=== Stated exercise ===
Lines that hold the word "this" should be located and copied.

"""

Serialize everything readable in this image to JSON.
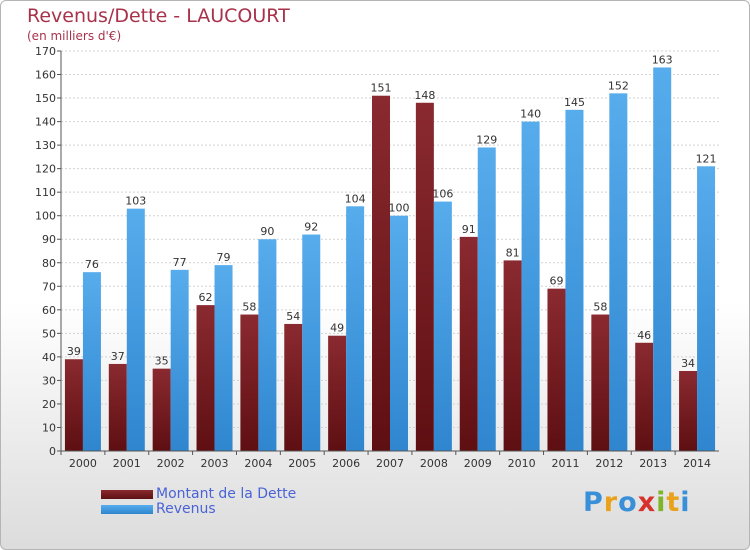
{
  "header": {
    "title": "Revenus/Dette - LAUCOURT",
    "unit": "(en milliers d'€)"
  },
  "chart_data": {
    "type": "bar",
    "categories": [
      "2000",
      "2001",
      "2002",
      "2003",
      "2004",
      "2005",
      "2006",
      "2007",
      "2008",
      "2009",
      "2010",
      "2011",
      "2012",
      "2013",
      "2014"
    ],
    "series": [
      {
        "name": "Montant de la Dette",
        "color": "#7a1f24",
        "values": [
          39,
          37,
          35,
          62,
          58,
          54,
          49,
          151,
          148,
          91,
          81,
          69,
          58,
          46,
          34
        ]
      },
      {
        "name": "Revenus",
        "color": "#4aa0e4",
        "values": [
          76,
          103,
          77,
          79,
          90,
          92,
          104,
          100,
          106,
          129,
          140,
          145,
          152,
          163,
          121
        ]
      }
    ],
    "ylim": [
      0,
      170
    ],
    "ytick_step": 10,
    "grid": true,
    "legend_position": "bottom-left",
    "xlabel": "",
    "ylabel": ""
  },
  "legend": {
    "items": [
      {
        "label": "Montant de la Dette",
        "color": "#7a1f24"
      },
      {
        "label": "Revenus",
        "color": "#4aa0e4"
      }
    ]
  },
  "brand": {
    "letters": [
      "P",
      "r",
      "o",
      "x",
      "i",
      "t",
      "i"
    ]
  }
}
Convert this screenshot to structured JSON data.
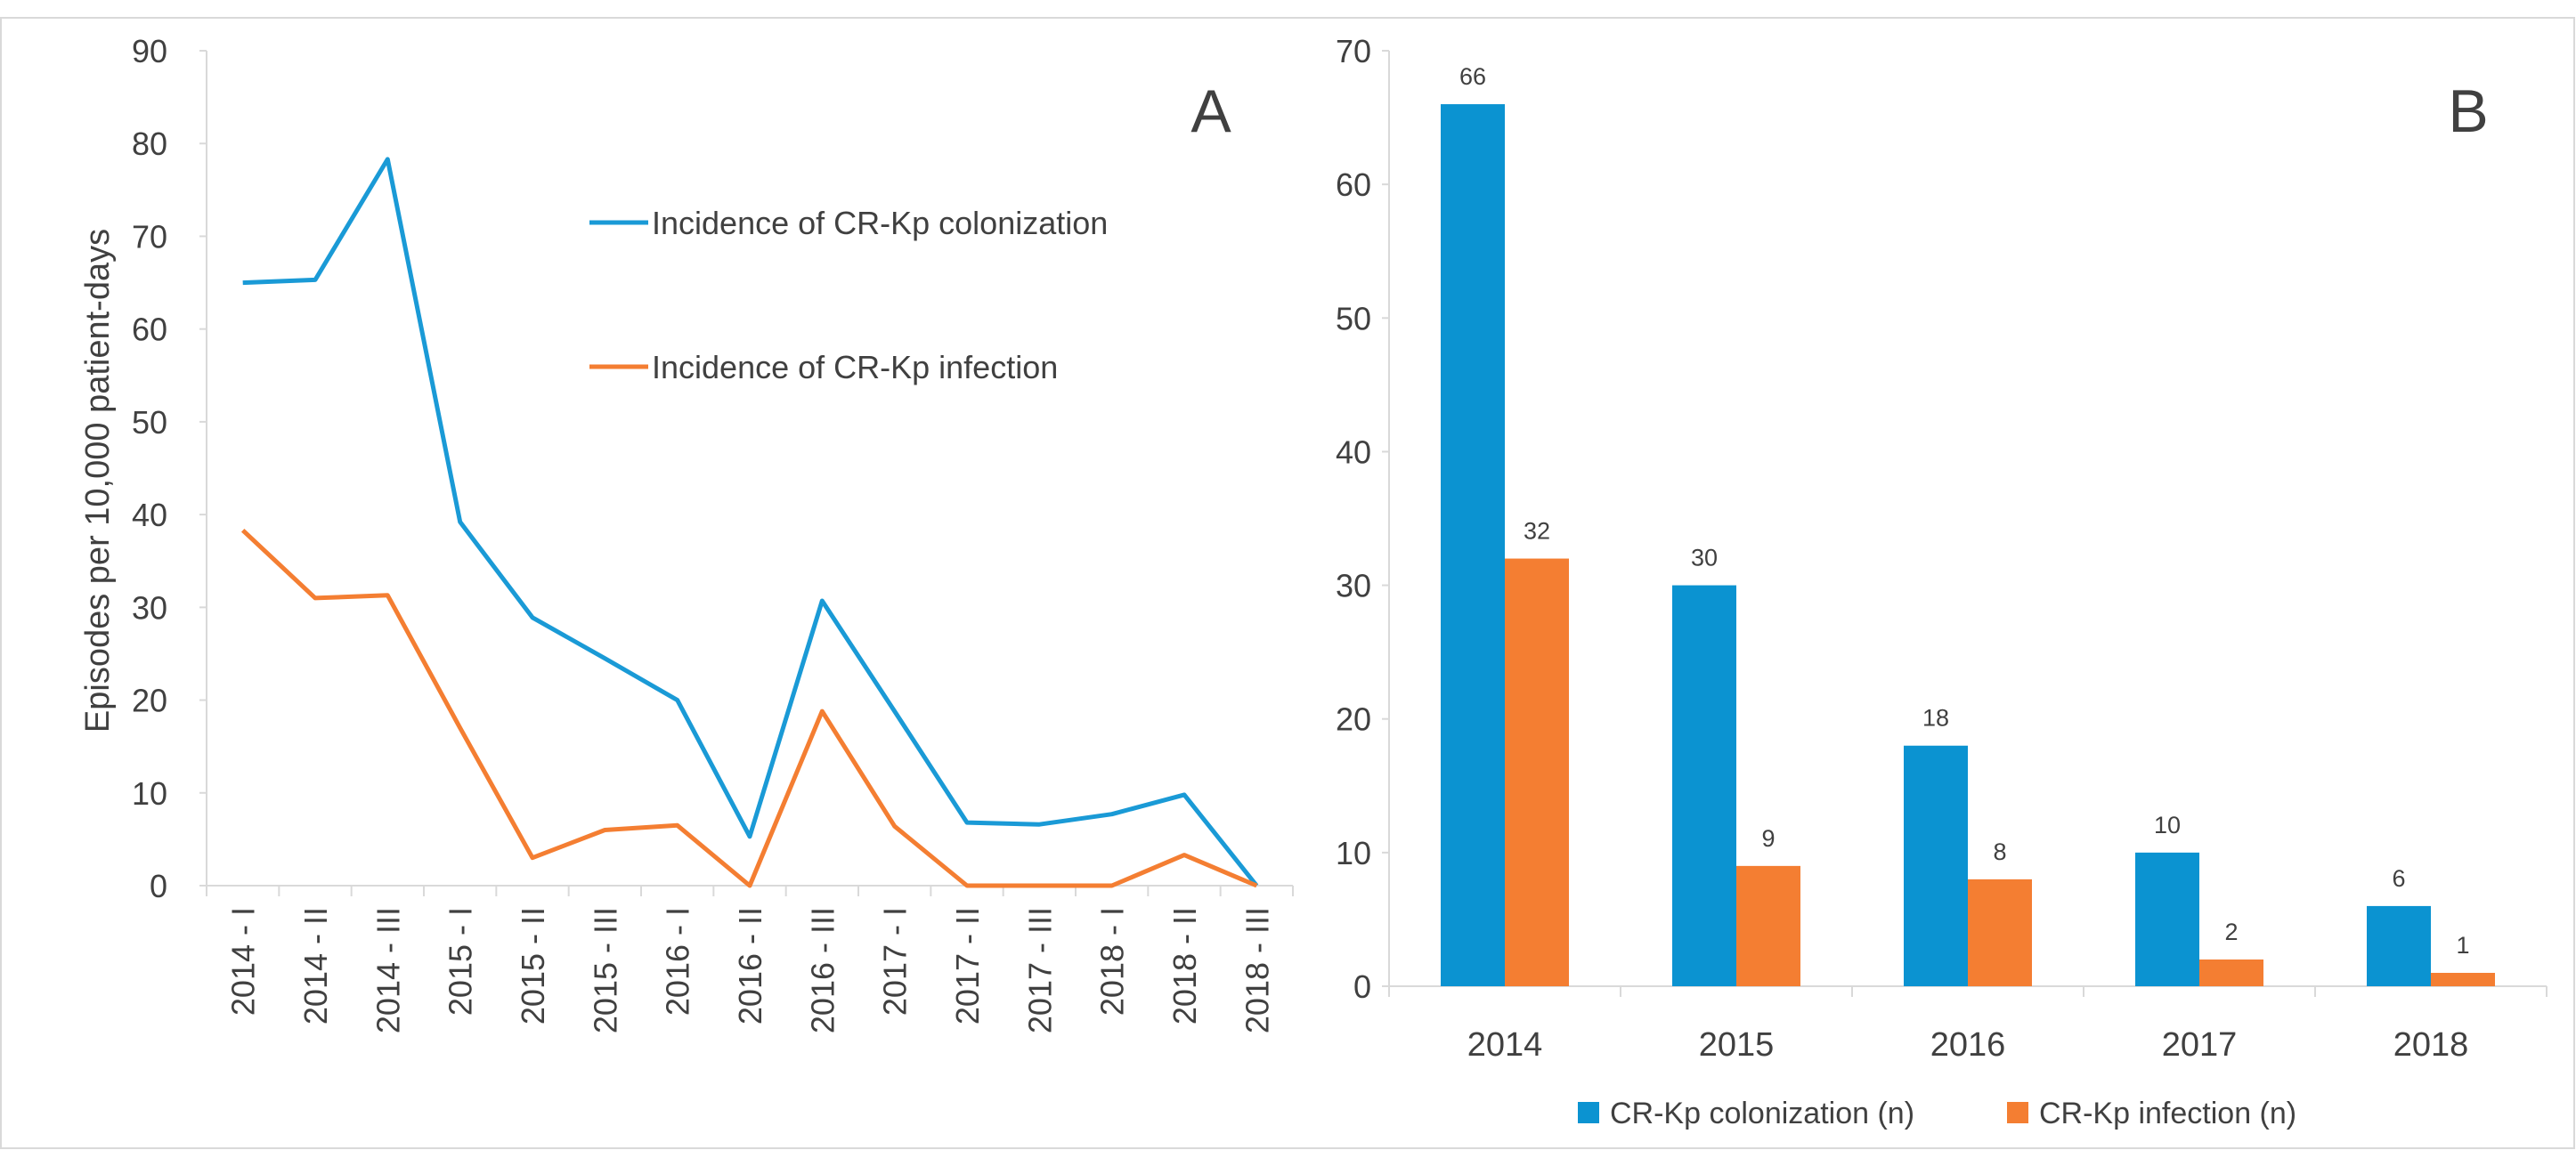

"""

=== Final result ===
Serialize everything readable in this image to JSON.
Convert this screenshot to structured JSON data.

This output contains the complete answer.